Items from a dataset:
>> Begin

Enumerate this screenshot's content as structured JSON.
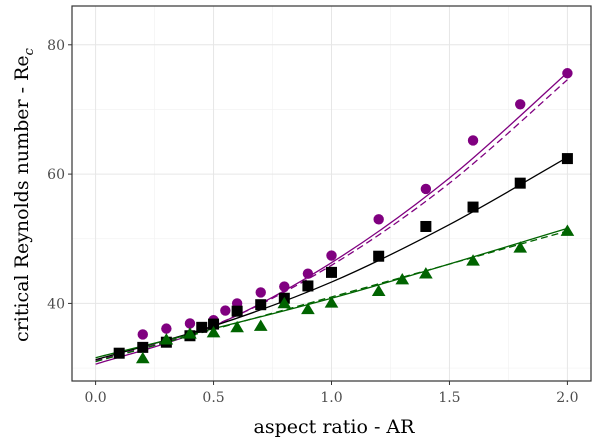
{
  "chart_data": {
    "type": "scatter",
    "xlabel": "aspect ratio - AR",
    "ylabel_main": "critical Reynolds number - Re",
    "ylabel_sub": "c",
    "xlim": [
      -0.1,
      2.1
    ],
    "ylim": [
      28,
      86
    ],
    "x_ticks": [
      0.0,
      0.5,
      1.0,
      1.5,
      2.0
    ],
    "x_tick_labels": [
      "0.0",
      "0.5",
      "1.0",
      "1.5",
      "2.0"
    ],
    "y_ticks": [
      40,
      60,
      80
    ],
    "y_tick_labels": [
      "40",
      "60",
      "80"
    ],
    "grid": true,
    "legend": "none",
    "series": [
      {
        "marker": "circle",
        "color": "#800080",
        "points": [
          [
            0.2,
            35.2
          ],
          [
            0.3,
            36.1
          ],
          [
            0.4,
            36.9
          ],
          [
            0.5,
            37.4
          ],
          [
            0.55,
            38.9
          ],
          [
            0.6,
            40.0
          ],
          [
            0.7,
            41.7
          ],
          [
            0.8,
            42.6
          ],
          [
            0.9,
            44.6
          ],
          [
            1.0,
            47.4
          ],
          [
            1.2,
            53.0
          ],
          [
            1.4,
            57.7
          ],
          [
            1.6,
            65.2
          ],
          [
            1.8,
            70.8
          ],
          [
            2.0,
            75.6
          ]
        ],
        "fit_solid": [
          [
            0.0,
            30.6
          ],
          [
            0.5,
            36.5
          ],
          [
            1.0,
            46.3
          ],
          [
            1.5,
            59.4
          ],
          [
            2.0,
            75.7
          ]
        ],
        "fit_dashed": [
          [
            0.0,
            31.1
          ],
          [
            0.5,
            36.6
          ],
          [
            1.0,
            45.9
          ],
          [
            1.5,
            58.6
          ],
          [
            2.0,
            74.6
          ]
        ]
      },
      {
        "marker": "square",
        "color": "#000000",
        "points": [
          [
            0.1,
            32.3
          ],
          [
            0.2,
            33.2
          ],
          [
            0.3,
            34.0
          ],
          [
            0.4,
            35.0
          ],
          [
            0.45,
            36.3
          ],
          [
            0.5,
            36.8
          ],
          [
            0.6,
            38.8
          ],
          [
            0.7,
            39.8
          ],
          [
            0.8,
            40.8
          ],
          [
            0.9,
            42.7
          ],
          [
            1.0,
            44.8
          ],
          [
            1.2,
            47.3
          ],
          [
            1.4,
            51.9
          ],
          [
            1.6,
            54.9
          ],
          [
            1.8,
            58.6
          ],
          [
            2.0,
            62.4
          ]
        ],
        "fit_solid": [
          [
            0.0,
            31.3
          ],
          [
            0.5,
            36.5
          ],
          [
            1.0,
            43.3
          ],
          [
            1.5,
            52.2
          ],
          [
            2.0,
            62.6
          ]
        ],
        "fit_dashed": null
      },
      {
        "marker": "triangle",
        "color": "#006400",
        "points": [
          [
            0.2,
            31.5
          ],
          [
            0.3,
            34.4
          ],
          [
            0.4,
            35.3
          ],
          [
            0.5,
            35.5
          ],
          [
            0.6,
            36.3
          ],
          [
            0.7,
            36.5
          ],
          [
            0.8,
            40.0
          ],
          [
            0.9,
            39.1
          ],
          [
            1.0,
            40.1
          ],
          [
            1.2,
            41.9
          ],
          [
            1.3,
            43.7
          ],
          [
            1.4,
            44.6
          ],
          [
            1.6,
            46.6
          ],
          [
            1.8,
            48.6
          ],
          [
            2.0,
            51.2
          ]
        ],
        "fit_solid": [
          [
            0.0,
            31.6
          ],
          [
            1.0,
            40.8
          ],
          [
            2.0,
            51.6
          ]
        ],
        "fit_dashed": [
          [
            0.0,
            31.0
          ],
          [
            1.0,
            41.0
          ],
          [
            2.0,
            51.2
          ]
        ]
      }
    ]
  }
}
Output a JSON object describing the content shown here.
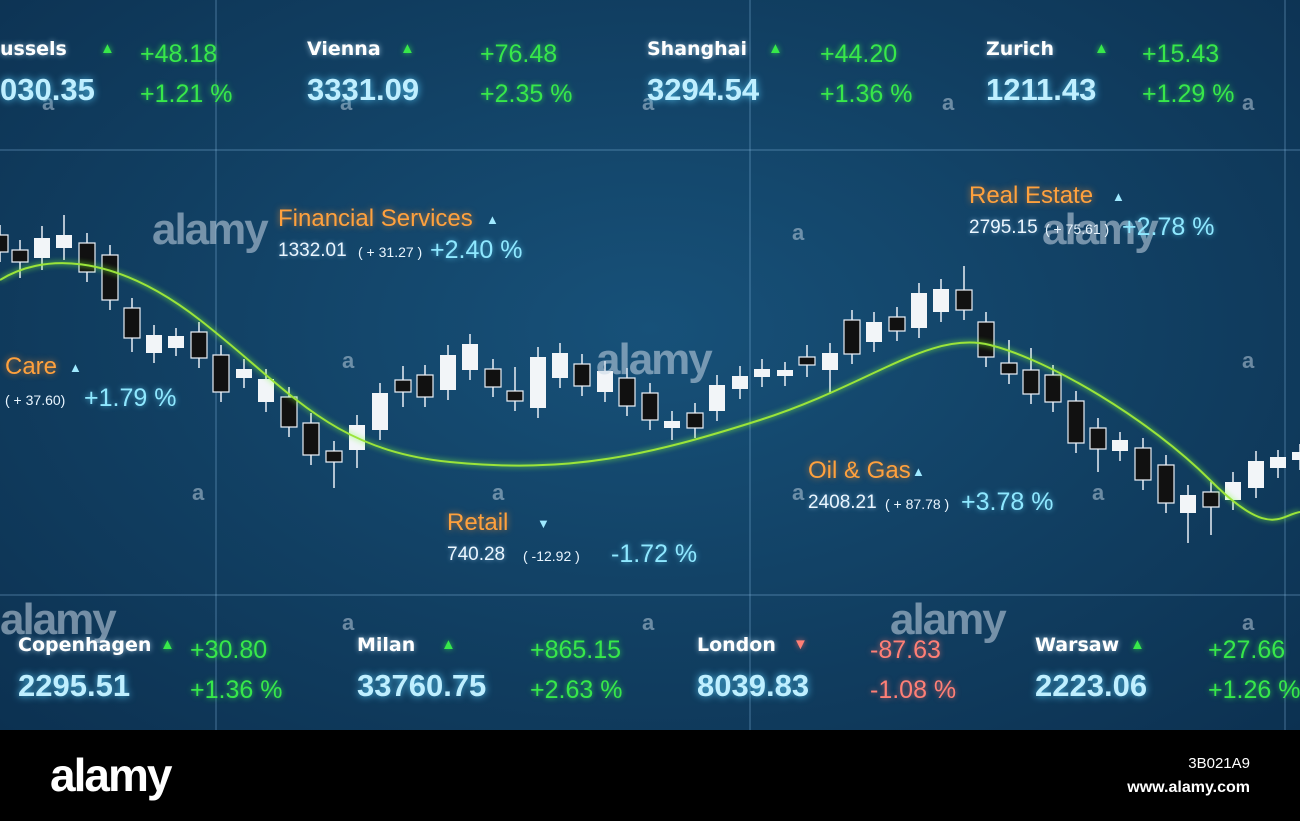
{
  "top_tickers": [
    {
      "name": "ussels",
      "arrow": "▲",
      "change": "+48.18",
      "value": "030.35",
      "percent": "+1.21 %"
    },
    {
      "name": "Vienna",
      "arrow": "▲",
      "change": "+76.48",
      "value": "3331.09",
      "percent": "+2.35 %"
    },
    {
      "name": "Shanghai",
      "arrow": "▲",
      "change": "+44.20",
      "value": "3294.54",
      "percent": "+1.36 %"
    },
    {
      "name": "Zurich",
      "arrow": "▲",
      "change": "+15.43",
      "value": "1211.43",
      "percent": "+1.29 %"
    }
  ],
  "bottom_tickers": [
    {
      "name": "Copenhagen",
      "arrow": "▲",
      "change": "+30.80",
      "value": "2295.51",
      "percent": "+1.36 %"
    },
    {
      "name": "Milan",
      "arrow": "▲",
      "change": "+865.15",
      "value": "33760.75",
      "percent": "+2.63 %"
    },
    {
      "name": "London",
      "arrow": "▼",
      "change": "-87.63",
      "value": "8039.83",
      "percent": "-1.08 %"
    },
    {
      "name": "Warsaw",
      "arrow": "▲",
      "change": "+27.66",
      "value": "2223.06",
      "percent": "+1.26 %"
    }
  ],
  "sectors": [
    {
      "name": "Financial Services",
      "arrow": "▲",
      "value": "1332.01",
      "change": "( + 31.27 )",
      "percent": "+2.40 %"
    },
    {
      "name": "Care",
      "arrow": "▲",
      "change": "( + 37.60)",
      "percent": "+1.79 %"
    },
    {
      "name": "Retail",
      "arrow": "▼",
      "value": "740.28",
      "change": "( -12.92 )",
      "percent": "-1.72 %"
    },
    {
      "name": "Oil & Gas",
      "arrow": "▲",
      "value": "2408.21",
      "change": "( + 87.78 )",
      "percent": "+3.78 %"
    },
    {
      "name": "Real Estate",
      "arrow": "▲",
      "value": "2795.15",
      "change": "( + 75.61 )",
      "percent": "+2.78 %"
    }
  ],
  "watermark": "alamy",
  "watermark_mark": "a",
  "footer": {
    "logo": "alamy",
    "image_id": "3B021A9",
    "site": "www.alamy.com"
  }
}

>> End

### Problem details
Copy and report every line where the word "marker" is present.

### Solution for this problem
        "marker": "circle",
        "marker": "square",
        "marker": "triangle",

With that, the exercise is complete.